The place is looking decidedly greener, thanks to the Miyun Reservoir, which is responsible for supplying 70 percent of Beijing's drinking water.

 

Qiu, a farmer-turned-forester, and his fellow villagers have planted tens of thousands of trees for an international water source protection project in their area.

 

They now have access to running tap water, a clean garbage collection system, flushing toilets and wider roads.

 

Initiated in 1998, the Sino-German project was made possible by China's forestry and commerce authorities and their counterparts from Germany, with 100 million yuan (US$13.2 million) funding.

 

This forestry-oriented land and water protection project is a first of its kind, and aims to protect Beijing's major water source by keeping the immediate surrounds forested.

 

"Seeking sustainable water source methods to satisfy 16 million residents is urgent in this thirsty city," Wang Xiaoping, director of the Beijing Forestry Department of International Cooperation, said.

 

With the decreasing supply from its upper reaches, Miyun reservoir now holds only 1.1 billion cu m water, a quarter of its designed capacity.

 

"Drought and environmental degradation have hampered the reservoir's water holding capacity and supply function," Wang said.
——
§ **What you will do**:
1 > Decide whether each statement agrees with the Miyun Reservoir passage: (a) the Sino-German project began in 1998; (b) the Miyun Reservoir supplies all of Beijing's drinking water; (c) the reservoir now holds about half of its designed capacity. For each, answer yes or no and quote the words of the passage that settle it.
2 > Carry the Miyun Reservoir passage forward from its final sentence with a few more sentences in the same style.
The listing that comes after this passage is not needed for any of the work here.

§ **Data excerpt**:
——
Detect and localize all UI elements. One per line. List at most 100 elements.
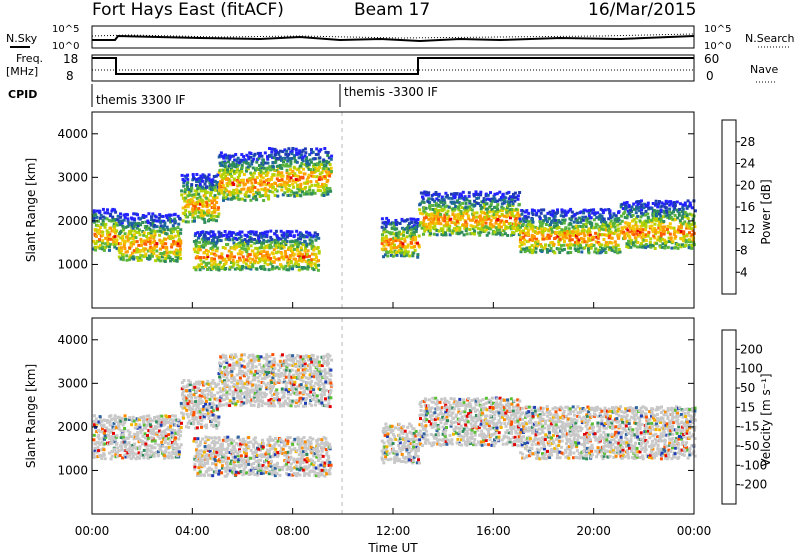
——
§ **Task responses**:
1 >
(a) Yes: "Initiated in 1998, the Sino-German project"
(b) No: "responsible for supplying 70 percent of Beijing's drinking water"
(c) No: "a quarter of its designed capacity"

2 >
But Wang said the Miyun reservoir model "deserved wider application" in other places that rely on surface water as drinking water.

 

Skala Kuhmann from GTZ, the project's German partner, said keeping the environment clean was one effective way to guarantee sustainable water supply to Beijing.

 

More than 20,000 villagers have been taking part in a local campaign by planting tens of thousands of trees and patches of organic orchard on the once barren mountain

 

Now vegetation coverage is 10 per cent higher with plant diversity on a significant rise, while the use of chemicals and fertilizers has decreased by 50 percent.

 

Christoph Peisert, chief expert of the project, said: "It's not a simple tree-planting process but an eco-protection project".

 

The project was carried out under the framework of Sino-German technical cooperation agreement signed in 1982 by the governments.